### DATASET ROWS:
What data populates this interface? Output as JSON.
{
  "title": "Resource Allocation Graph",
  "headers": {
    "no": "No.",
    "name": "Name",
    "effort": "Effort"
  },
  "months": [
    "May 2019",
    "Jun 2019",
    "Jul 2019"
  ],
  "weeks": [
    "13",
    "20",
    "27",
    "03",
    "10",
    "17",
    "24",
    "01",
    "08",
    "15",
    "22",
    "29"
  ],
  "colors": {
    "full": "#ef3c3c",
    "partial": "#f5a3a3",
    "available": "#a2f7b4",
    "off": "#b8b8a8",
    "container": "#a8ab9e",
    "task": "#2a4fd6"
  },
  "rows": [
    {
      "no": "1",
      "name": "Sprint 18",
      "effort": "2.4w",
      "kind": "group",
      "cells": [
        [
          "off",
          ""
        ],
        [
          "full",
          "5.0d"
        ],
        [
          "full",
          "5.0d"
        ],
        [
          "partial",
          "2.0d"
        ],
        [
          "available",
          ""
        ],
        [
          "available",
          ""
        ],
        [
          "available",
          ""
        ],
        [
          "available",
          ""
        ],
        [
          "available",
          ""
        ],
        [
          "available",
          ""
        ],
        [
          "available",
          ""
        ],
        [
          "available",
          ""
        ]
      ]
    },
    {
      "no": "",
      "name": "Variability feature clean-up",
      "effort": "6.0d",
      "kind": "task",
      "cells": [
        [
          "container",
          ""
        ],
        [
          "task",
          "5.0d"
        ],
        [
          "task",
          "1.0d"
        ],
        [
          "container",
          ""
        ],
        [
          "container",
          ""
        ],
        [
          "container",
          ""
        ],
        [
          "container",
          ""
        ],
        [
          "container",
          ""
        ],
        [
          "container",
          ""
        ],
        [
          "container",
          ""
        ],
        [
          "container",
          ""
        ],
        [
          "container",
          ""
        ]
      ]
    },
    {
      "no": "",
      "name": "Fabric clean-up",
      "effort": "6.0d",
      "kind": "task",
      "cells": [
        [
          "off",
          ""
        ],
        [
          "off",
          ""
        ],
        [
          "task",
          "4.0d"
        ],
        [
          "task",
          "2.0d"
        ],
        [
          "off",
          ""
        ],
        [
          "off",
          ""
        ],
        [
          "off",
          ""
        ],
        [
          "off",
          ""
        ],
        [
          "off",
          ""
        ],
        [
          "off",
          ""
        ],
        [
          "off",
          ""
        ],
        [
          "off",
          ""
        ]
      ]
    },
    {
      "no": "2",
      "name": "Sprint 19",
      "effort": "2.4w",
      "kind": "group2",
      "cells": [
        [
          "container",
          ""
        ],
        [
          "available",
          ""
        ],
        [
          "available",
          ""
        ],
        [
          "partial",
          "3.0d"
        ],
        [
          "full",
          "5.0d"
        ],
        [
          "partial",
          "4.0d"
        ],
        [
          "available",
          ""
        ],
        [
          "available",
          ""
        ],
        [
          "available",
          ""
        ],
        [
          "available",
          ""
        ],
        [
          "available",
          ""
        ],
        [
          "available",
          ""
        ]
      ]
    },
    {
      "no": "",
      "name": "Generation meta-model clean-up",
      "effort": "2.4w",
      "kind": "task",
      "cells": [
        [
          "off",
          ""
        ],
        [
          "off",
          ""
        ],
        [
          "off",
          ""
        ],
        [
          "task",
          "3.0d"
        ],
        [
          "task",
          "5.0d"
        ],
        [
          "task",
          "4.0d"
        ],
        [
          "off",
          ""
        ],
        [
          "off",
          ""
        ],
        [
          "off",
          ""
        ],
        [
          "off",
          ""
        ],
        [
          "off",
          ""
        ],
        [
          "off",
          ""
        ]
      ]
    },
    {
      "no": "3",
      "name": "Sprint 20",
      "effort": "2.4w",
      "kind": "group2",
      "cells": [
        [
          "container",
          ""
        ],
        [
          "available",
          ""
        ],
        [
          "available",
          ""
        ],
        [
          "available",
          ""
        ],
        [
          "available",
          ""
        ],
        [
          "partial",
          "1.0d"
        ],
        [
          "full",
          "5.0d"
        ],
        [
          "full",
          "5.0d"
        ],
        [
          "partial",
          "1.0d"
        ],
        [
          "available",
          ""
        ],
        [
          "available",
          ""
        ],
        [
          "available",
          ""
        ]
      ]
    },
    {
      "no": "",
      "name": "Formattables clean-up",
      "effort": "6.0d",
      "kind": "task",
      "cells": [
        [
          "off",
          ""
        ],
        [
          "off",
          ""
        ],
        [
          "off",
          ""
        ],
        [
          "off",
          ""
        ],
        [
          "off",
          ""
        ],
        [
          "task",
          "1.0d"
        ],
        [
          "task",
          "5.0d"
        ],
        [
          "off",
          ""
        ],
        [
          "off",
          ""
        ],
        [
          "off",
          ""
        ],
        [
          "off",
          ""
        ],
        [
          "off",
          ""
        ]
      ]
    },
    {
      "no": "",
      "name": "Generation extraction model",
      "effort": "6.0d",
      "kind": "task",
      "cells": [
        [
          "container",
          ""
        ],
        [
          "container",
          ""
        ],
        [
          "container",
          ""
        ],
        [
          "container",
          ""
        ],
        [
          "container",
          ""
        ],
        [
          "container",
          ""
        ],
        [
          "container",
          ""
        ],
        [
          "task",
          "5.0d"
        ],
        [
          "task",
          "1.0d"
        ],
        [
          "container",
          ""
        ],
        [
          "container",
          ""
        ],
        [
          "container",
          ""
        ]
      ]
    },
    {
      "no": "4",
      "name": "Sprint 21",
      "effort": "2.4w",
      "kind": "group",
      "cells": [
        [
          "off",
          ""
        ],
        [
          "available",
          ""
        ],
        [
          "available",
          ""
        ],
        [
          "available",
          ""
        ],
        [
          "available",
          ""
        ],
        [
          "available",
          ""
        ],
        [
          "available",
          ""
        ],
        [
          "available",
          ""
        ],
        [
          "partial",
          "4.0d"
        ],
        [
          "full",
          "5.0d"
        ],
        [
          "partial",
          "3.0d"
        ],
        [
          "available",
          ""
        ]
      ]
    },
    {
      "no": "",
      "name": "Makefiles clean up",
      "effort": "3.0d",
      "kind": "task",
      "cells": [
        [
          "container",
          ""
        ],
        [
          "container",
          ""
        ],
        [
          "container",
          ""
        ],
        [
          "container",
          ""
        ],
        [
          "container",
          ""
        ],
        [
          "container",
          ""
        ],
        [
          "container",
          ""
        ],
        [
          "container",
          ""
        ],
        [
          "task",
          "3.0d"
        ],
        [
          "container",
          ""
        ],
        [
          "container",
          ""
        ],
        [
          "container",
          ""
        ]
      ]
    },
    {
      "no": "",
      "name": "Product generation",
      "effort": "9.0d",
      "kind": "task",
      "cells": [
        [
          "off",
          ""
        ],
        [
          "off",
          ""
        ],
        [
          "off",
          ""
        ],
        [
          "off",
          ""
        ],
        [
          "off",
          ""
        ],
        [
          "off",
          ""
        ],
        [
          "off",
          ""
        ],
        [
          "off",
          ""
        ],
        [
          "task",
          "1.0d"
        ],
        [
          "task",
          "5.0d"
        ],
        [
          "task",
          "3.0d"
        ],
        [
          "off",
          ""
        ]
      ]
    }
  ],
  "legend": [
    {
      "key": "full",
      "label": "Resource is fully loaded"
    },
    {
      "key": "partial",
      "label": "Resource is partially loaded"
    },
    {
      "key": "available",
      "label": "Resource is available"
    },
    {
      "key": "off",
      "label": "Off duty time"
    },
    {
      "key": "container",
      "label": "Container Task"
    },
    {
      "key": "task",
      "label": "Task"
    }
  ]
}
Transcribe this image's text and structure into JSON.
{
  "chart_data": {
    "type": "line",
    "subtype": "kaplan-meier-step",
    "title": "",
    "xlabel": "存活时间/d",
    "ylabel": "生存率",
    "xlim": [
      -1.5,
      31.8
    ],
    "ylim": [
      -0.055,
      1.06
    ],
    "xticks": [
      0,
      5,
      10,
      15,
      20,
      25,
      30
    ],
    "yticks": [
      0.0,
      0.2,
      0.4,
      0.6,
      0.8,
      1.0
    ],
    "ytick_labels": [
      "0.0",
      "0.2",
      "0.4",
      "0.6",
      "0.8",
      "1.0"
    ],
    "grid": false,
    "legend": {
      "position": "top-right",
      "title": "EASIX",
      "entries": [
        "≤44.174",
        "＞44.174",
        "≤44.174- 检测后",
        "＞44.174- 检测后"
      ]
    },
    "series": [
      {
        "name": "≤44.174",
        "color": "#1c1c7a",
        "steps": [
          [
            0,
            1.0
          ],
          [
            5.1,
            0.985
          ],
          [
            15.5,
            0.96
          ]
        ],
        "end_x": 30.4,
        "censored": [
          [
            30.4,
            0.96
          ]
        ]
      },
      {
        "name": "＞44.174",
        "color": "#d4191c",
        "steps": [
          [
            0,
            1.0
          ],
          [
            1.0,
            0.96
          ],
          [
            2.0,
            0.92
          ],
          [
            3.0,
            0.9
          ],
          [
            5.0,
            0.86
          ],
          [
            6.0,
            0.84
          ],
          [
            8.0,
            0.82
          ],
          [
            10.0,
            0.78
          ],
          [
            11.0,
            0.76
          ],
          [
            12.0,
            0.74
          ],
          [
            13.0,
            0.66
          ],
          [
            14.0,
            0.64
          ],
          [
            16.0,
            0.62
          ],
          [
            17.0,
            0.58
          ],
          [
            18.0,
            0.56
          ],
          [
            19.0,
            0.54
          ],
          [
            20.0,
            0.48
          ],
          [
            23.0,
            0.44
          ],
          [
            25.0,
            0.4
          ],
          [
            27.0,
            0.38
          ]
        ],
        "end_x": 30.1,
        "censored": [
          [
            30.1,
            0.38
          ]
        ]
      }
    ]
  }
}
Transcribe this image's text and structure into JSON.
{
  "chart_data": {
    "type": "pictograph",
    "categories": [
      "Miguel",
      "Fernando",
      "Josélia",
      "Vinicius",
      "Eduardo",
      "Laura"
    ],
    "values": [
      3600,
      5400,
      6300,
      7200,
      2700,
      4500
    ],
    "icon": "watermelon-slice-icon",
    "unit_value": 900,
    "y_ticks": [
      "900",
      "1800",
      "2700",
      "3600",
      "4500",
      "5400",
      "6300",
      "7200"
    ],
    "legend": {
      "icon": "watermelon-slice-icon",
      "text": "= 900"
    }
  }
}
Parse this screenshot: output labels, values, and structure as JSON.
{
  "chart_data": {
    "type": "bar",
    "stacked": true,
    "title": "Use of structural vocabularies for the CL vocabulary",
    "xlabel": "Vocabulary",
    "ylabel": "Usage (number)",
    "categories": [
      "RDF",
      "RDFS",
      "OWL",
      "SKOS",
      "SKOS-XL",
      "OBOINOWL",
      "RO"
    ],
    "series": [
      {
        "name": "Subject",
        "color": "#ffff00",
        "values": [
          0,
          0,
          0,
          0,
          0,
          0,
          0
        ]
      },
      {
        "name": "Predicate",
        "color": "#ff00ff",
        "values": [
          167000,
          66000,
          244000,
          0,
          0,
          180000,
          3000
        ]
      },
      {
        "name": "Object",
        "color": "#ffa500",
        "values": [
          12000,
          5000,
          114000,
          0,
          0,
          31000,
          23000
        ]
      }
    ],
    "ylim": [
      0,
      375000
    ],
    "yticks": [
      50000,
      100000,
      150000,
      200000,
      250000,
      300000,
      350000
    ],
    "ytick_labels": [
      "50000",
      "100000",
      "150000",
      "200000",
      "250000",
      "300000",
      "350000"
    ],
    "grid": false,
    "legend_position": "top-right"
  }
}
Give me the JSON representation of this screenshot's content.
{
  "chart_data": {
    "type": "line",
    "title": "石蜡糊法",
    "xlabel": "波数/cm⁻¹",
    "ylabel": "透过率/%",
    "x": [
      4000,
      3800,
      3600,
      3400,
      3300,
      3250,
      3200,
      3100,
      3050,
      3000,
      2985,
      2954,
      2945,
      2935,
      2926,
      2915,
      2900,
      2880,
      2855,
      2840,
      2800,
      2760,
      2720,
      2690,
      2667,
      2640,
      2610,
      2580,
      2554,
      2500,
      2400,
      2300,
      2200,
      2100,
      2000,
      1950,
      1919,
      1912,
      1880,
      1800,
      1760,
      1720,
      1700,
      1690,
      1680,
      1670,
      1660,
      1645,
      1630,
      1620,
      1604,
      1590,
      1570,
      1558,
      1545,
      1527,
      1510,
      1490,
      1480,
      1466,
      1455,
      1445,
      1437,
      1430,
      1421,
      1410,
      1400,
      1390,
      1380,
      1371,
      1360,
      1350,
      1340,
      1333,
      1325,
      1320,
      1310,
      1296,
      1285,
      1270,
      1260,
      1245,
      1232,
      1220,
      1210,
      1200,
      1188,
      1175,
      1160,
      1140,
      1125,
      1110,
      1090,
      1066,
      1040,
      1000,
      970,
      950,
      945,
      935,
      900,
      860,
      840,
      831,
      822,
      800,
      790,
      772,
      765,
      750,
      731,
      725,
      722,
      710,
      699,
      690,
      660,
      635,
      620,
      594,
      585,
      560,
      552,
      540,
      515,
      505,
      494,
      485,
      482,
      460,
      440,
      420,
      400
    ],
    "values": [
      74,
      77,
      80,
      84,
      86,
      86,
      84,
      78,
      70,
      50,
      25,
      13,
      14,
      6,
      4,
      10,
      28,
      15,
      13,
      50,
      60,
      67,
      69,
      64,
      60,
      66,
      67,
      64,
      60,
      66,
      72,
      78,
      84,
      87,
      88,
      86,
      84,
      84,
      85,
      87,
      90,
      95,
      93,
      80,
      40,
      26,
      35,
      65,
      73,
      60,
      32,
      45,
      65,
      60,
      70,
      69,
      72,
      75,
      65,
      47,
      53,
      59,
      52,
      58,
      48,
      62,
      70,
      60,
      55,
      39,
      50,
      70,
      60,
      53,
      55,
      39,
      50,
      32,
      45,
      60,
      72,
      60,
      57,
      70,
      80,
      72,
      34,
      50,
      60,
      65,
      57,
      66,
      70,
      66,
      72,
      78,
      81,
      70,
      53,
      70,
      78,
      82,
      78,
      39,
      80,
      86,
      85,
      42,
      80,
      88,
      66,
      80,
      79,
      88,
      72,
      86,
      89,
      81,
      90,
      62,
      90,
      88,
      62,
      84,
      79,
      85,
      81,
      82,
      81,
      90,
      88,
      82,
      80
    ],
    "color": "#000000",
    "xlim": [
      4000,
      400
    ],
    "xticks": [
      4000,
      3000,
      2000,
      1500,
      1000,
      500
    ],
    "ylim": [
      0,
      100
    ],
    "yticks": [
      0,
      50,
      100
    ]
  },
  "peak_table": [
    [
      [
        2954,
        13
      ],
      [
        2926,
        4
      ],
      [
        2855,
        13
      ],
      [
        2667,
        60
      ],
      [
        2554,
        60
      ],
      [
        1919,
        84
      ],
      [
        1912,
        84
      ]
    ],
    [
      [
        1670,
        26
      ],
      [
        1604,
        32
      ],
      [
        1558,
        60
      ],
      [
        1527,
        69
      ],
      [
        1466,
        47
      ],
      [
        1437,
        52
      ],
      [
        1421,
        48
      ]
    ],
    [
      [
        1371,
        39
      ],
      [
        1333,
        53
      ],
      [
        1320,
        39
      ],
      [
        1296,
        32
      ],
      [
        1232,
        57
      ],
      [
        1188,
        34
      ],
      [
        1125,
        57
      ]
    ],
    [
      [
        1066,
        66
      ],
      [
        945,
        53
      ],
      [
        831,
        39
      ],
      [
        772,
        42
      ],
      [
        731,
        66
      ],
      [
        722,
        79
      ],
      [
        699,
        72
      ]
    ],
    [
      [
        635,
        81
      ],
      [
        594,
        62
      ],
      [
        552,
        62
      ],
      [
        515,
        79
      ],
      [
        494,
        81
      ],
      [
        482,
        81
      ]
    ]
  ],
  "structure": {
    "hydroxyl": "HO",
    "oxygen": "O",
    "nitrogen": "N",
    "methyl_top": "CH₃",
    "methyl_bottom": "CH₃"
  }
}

### WRITTEN INSTRUCTION:
Copy all the lines above that hold the string "title".

### THE RESPONSE:
  "title": "Resource Allocation Graph",
    "title": "",
      "title": "EASIX",
    "title": "Use of structural vocabularies for the CL vocabulary",
    "title": "石蜡糊法",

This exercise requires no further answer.